# DATASET RECORDS start

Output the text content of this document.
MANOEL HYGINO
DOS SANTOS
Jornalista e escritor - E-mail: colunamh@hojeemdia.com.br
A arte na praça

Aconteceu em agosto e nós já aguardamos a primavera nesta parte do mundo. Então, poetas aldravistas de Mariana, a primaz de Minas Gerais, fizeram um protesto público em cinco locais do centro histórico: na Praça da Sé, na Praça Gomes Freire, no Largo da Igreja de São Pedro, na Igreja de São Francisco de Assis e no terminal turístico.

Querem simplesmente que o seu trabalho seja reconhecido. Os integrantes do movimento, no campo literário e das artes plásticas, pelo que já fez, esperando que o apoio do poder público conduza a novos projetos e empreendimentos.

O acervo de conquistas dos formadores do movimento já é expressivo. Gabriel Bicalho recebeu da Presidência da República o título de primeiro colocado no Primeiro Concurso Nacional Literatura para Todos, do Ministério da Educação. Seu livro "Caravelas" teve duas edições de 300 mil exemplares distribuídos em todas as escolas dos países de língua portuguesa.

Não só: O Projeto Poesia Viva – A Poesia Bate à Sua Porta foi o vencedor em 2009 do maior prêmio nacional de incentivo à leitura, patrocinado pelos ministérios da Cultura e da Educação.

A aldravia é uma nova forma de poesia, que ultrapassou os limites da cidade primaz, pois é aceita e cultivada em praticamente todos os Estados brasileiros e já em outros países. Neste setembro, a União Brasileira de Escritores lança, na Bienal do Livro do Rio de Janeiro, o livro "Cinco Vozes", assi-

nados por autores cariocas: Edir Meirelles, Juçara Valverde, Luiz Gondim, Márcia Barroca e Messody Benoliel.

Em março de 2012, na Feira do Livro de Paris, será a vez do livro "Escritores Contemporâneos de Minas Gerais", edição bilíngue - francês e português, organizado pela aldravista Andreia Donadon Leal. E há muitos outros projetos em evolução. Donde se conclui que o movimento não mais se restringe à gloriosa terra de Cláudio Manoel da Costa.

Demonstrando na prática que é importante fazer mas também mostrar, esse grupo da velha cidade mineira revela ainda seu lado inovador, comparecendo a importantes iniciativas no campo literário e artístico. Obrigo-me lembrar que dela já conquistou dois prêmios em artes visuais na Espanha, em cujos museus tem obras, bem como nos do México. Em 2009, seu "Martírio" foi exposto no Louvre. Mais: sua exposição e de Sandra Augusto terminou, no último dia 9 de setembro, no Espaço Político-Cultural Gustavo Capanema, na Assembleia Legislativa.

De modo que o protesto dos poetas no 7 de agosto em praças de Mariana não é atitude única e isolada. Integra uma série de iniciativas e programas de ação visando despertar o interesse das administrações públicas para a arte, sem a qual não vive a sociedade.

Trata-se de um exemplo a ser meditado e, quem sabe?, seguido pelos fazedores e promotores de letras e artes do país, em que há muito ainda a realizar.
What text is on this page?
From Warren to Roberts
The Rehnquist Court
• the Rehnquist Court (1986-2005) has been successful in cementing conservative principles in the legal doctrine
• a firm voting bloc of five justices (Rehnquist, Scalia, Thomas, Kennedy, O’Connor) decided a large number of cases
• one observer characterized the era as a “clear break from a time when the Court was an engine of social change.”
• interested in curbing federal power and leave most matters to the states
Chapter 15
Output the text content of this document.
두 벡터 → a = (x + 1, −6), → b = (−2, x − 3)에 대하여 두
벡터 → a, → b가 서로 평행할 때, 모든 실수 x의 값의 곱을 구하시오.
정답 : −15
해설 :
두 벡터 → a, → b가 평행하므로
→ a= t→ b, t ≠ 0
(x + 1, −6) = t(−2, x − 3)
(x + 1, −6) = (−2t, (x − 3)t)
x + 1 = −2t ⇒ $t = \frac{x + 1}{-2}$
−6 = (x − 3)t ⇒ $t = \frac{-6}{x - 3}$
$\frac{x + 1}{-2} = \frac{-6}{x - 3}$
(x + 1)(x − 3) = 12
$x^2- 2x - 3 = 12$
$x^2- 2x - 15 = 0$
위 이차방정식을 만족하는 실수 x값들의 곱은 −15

# DATASET RECORDS end

▶ WHAT THE TASK ASKS:
The answer is one number: how many lines of the material above contain "Mariana".

▶ EXERCISE OUTPUT:
2